╭─ Given data

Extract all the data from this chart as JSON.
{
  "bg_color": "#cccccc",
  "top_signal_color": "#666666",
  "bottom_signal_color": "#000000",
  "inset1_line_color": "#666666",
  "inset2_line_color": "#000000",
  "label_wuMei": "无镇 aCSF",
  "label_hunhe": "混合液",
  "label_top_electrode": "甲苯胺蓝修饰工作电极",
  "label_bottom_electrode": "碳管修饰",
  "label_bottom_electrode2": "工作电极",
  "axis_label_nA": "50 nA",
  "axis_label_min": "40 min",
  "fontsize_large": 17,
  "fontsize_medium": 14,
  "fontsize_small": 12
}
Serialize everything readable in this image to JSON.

╰─
╭─ Given data

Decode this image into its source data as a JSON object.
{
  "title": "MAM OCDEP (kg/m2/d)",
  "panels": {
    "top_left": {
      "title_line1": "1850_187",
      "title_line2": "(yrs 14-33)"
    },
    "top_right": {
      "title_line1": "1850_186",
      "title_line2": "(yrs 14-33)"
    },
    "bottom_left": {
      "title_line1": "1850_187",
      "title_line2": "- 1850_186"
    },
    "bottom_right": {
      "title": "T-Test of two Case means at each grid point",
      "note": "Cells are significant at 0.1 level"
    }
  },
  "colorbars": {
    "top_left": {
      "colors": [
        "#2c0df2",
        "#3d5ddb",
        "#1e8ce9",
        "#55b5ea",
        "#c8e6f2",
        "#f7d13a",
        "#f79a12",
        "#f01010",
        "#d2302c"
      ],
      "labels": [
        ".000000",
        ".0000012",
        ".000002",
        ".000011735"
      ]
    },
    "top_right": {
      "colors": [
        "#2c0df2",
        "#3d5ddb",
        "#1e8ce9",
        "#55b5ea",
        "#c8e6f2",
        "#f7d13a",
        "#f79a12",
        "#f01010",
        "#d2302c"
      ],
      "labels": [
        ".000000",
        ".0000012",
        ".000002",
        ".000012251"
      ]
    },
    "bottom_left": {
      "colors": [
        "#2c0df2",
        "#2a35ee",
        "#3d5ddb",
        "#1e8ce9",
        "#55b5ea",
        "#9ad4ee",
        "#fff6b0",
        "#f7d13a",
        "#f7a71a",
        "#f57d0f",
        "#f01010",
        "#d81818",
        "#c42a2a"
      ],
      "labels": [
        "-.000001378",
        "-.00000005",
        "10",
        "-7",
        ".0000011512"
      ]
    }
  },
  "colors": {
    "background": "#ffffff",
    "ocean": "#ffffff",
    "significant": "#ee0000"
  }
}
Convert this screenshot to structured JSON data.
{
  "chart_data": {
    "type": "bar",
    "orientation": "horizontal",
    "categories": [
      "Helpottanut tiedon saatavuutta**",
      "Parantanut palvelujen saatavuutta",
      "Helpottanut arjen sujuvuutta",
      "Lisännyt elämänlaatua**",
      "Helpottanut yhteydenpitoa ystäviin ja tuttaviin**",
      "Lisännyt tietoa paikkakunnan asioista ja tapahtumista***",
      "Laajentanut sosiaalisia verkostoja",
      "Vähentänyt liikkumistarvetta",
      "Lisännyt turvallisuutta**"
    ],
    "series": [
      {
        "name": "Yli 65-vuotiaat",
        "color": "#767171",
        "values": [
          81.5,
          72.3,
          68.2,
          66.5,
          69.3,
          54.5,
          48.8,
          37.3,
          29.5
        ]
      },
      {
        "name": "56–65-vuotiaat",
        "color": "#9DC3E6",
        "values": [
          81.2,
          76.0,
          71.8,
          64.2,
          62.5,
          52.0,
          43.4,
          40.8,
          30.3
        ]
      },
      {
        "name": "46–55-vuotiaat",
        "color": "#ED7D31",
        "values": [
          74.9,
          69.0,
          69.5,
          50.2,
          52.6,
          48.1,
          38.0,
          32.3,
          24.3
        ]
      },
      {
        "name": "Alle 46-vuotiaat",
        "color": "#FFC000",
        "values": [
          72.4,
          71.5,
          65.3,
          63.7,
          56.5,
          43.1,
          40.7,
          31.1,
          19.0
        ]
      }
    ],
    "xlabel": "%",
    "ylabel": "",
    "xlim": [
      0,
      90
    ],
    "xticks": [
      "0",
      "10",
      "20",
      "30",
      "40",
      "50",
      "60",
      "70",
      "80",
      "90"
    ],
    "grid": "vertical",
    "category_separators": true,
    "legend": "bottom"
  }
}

╰─

## Given request
Retype exactly what runs from the line containing "Extract all the data from this chart as JSON." through the line containing "Serialize everything readable", both lines included, and stop there.

## Response to this task
Extract all the data from this chart as JSON.
{
  "bg_color": "#cccccc",
  "top_signal_color": "#666666",
  "bottom_signal_color": "#000000",
  "inset1_line_color": "#666666",
  "inset2_line_color": "#000000",
  "label_wuMei": "无镇 aCSF",
  "label_hunhe": "混合液",
  "label_top_electrode": "甲苯胺蓝修饰工作电极",
  "label_bottom_electrode": "碳管修饰",
  "label_bottom_electrode2": "工作电极",
  "axis_label_nA": "50 nA",
  "axis_label_min": "40 min",
  "fontsize_large": 17,
  "fontsize_medium": 14,
  "fontsize_small": 12
}
Serialize everything readable in this image to JSON.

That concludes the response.